• [Exercise brief]
Search the data below for the string "bottom". Extract every line that contains it.

• [Data provided]
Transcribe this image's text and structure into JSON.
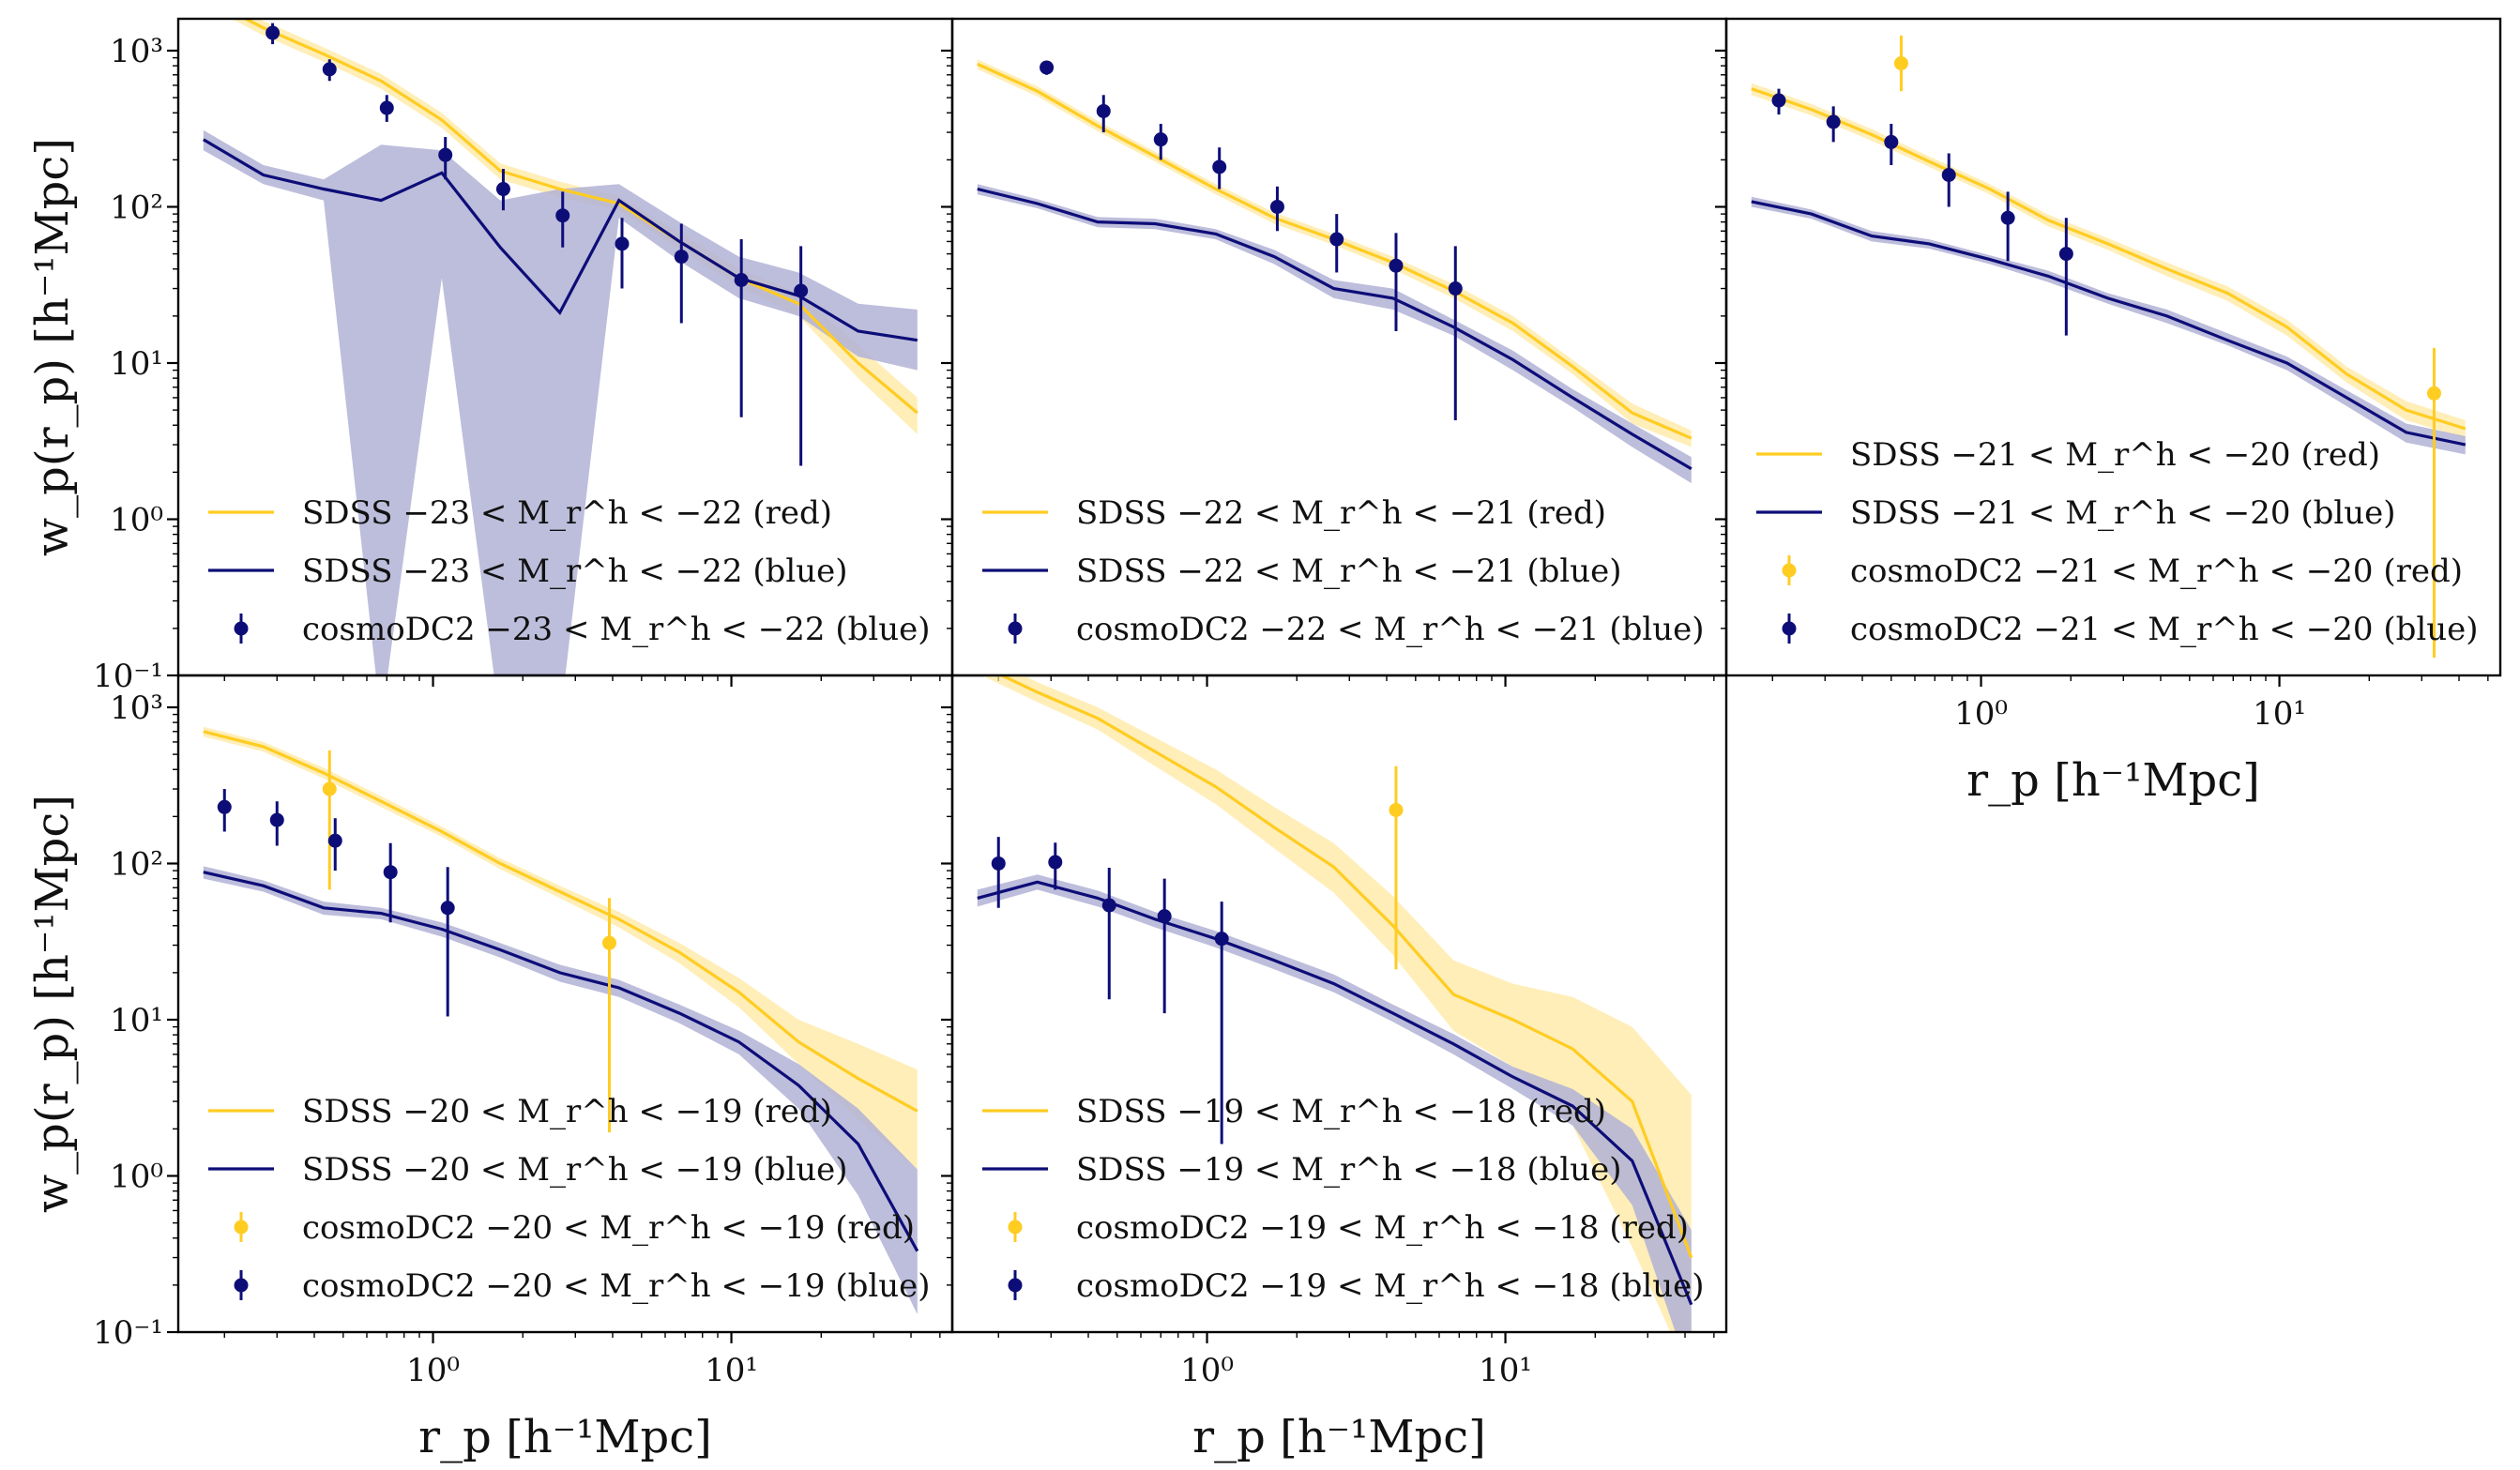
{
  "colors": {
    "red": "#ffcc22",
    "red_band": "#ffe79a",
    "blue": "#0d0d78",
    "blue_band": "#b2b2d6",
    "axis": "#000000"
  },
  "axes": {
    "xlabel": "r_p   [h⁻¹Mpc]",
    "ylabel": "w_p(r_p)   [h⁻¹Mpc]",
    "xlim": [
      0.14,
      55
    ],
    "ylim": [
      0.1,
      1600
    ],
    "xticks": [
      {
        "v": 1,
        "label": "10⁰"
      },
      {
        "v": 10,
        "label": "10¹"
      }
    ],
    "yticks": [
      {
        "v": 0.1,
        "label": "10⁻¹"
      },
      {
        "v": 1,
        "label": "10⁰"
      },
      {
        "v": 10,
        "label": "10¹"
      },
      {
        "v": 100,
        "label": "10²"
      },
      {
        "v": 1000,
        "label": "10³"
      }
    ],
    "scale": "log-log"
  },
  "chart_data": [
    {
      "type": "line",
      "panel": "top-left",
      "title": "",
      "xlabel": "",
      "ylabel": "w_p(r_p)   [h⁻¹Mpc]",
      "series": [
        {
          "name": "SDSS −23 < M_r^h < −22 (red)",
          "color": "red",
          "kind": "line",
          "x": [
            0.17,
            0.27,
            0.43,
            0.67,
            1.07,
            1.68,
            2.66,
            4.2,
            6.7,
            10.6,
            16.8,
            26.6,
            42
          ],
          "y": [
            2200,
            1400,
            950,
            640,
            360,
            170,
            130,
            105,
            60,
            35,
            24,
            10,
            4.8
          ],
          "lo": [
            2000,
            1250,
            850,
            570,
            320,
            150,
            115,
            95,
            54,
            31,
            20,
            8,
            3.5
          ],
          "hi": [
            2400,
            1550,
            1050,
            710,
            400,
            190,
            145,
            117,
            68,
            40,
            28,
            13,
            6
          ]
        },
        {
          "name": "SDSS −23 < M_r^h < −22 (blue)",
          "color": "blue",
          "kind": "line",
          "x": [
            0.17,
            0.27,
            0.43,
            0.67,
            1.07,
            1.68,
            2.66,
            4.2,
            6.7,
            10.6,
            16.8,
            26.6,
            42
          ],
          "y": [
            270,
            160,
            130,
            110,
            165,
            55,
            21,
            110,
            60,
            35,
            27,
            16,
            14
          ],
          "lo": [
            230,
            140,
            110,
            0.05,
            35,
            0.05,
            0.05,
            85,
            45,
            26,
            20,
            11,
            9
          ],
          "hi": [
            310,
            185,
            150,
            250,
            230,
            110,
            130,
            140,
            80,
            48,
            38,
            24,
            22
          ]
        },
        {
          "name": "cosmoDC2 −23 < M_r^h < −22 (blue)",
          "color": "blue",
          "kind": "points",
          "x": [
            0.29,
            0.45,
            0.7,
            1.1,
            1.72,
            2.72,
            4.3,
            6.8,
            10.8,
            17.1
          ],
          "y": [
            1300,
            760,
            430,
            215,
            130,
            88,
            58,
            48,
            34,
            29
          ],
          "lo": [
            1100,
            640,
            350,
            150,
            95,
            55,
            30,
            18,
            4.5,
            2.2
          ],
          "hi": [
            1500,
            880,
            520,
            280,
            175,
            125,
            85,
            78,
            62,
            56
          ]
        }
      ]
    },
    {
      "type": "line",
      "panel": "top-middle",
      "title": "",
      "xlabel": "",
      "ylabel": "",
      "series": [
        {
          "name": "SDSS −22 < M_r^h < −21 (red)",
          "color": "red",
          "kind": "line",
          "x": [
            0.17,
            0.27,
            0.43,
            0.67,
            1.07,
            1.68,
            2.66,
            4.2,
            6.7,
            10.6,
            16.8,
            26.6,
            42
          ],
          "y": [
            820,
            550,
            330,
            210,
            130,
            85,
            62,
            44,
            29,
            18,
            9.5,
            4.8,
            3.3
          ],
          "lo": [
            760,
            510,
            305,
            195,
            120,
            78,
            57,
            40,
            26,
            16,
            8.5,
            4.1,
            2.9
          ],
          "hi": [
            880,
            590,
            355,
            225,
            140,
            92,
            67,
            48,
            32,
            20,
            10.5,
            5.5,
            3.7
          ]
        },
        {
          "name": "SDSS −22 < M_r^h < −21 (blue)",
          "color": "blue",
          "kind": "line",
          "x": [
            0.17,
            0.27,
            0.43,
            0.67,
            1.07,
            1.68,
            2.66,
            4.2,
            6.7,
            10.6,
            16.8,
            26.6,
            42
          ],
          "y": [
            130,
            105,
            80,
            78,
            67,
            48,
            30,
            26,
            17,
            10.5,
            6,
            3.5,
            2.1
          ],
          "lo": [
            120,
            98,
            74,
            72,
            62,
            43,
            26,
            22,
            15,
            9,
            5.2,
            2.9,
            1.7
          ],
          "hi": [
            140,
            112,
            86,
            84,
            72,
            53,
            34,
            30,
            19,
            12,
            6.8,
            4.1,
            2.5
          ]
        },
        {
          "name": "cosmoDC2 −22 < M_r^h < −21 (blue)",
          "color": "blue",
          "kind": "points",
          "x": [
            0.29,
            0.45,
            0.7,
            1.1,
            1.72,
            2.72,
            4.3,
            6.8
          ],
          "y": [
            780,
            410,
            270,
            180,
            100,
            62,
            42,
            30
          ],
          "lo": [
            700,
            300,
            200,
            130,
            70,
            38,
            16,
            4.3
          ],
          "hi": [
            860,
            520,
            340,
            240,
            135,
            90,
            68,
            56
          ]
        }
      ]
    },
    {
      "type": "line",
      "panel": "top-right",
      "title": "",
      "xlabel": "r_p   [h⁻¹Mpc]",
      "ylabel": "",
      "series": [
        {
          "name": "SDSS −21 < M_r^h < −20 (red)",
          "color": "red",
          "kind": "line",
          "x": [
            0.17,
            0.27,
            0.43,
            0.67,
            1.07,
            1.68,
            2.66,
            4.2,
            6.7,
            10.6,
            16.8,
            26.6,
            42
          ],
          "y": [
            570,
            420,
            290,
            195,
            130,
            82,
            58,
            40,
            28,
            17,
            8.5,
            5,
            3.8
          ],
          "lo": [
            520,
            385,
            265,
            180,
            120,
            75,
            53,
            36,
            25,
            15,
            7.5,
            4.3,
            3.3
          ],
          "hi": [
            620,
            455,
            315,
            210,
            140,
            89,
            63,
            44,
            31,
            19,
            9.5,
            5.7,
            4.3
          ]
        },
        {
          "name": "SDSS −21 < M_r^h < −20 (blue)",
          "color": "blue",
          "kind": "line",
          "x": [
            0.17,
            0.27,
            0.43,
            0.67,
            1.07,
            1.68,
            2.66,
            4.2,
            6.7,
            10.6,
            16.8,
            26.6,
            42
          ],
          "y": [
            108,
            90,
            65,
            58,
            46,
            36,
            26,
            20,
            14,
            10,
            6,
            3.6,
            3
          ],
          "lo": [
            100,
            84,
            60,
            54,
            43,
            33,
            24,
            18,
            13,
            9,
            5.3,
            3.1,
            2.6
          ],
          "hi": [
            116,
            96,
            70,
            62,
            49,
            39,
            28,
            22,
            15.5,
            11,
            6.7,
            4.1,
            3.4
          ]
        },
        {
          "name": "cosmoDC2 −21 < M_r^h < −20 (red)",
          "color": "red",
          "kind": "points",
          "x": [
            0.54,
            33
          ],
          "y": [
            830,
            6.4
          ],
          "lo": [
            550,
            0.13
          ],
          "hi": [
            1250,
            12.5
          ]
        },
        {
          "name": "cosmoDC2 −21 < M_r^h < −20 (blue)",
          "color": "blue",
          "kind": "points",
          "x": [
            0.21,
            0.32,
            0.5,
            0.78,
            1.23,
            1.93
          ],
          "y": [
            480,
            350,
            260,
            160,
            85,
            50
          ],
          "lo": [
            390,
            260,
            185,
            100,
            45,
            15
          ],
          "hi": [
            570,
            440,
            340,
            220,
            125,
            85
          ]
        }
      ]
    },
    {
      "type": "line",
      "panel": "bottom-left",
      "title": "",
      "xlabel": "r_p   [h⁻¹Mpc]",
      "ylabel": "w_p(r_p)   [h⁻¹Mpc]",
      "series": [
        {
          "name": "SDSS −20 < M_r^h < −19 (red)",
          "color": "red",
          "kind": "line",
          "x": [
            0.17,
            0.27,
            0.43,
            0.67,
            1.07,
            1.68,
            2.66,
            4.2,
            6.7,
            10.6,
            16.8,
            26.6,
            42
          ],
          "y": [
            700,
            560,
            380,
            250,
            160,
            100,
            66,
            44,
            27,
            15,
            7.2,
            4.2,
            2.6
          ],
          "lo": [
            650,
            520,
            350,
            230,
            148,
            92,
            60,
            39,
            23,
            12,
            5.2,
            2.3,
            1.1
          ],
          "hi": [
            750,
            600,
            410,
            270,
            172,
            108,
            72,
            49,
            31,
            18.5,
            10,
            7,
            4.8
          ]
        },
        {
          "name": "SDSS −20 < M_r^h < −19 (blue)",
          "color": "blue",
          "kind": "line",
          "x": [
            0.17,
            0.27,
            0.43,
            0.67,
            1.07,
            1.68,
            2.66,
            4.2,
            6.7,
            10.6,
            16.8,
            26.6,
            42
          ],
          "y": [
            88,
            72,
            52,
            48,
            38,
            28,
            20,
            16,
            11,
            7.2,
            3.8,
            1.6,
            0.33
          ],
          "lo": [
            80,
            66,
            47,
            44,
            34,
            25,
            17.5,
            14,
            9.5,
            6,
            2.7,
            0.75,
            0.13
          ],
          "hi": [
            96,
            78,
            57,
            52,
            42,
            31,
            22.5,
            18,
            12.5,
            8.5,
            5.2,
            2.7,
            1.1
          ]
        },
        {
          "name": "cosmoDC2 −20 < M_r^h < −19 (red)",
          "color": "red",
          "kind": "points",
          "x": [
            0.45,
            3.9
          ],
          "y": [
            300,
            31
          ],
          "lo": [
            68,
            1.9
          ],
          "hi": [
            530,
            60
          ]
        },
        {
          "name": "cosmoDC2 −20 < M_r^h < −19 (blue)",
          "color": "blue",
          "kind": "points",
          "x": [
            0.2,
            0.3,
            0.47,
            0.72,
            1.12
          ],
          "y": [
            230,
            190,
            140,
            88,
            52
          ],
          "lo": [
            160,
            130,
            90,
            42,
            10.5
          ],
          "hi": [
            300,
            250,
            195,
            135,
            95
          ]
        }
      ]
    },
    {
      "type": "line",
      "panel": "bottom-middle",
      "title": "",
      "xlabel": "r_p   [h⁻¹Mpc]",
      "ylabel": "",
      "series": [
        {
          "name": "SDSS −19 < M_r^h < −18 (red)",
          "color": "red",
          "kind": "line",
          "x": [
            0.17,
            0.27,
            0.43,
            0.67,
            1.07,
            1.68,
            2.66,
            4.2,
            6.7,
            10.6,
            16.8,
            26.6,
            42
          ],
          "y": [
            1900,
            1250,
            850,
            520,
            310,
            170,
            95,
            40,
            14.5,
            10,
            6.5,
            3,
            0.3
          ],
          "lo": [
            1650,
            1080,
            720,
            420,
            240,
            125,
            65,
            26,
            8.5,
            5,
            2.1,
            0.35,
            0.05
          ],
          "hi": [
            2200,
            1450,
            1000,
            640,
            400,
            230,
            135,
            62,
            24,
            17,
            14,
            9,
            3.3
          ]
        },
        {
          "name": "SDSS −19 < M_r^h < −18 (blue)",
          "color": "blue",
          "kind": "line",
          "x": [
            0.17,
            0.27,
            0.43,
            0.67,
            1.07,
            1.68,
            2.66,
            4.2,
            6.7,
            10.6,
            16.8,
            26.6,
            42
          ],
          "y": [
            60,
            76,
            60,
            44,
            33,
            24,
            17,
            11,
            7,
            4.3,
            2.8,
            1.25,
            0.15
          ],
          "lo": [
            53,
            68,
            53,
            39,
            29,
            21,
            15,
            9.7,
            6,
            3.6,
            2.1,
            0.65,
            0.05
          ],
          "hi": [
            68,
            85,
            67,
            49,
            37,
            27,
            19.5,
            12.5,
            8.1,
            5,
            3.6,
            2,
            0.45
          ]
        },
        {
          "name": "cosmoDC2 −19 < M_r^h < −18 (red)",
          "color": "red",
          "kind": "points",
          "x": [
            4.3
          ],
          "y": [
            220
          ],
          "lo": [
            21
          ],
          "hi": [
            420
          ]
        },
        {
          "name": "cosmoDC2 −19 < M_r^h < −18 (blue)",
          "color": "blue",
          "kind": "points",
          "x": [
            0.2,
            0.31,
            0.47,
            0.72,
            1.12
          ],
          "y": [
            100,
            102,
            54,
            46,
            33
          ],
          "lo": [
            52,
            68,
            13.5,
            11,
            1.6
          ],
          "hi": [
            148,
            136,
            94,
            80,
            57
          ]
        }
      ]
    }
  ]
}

• [Problem solution]
      "panel": "bottom-left",
      "panel": "bottom-middle",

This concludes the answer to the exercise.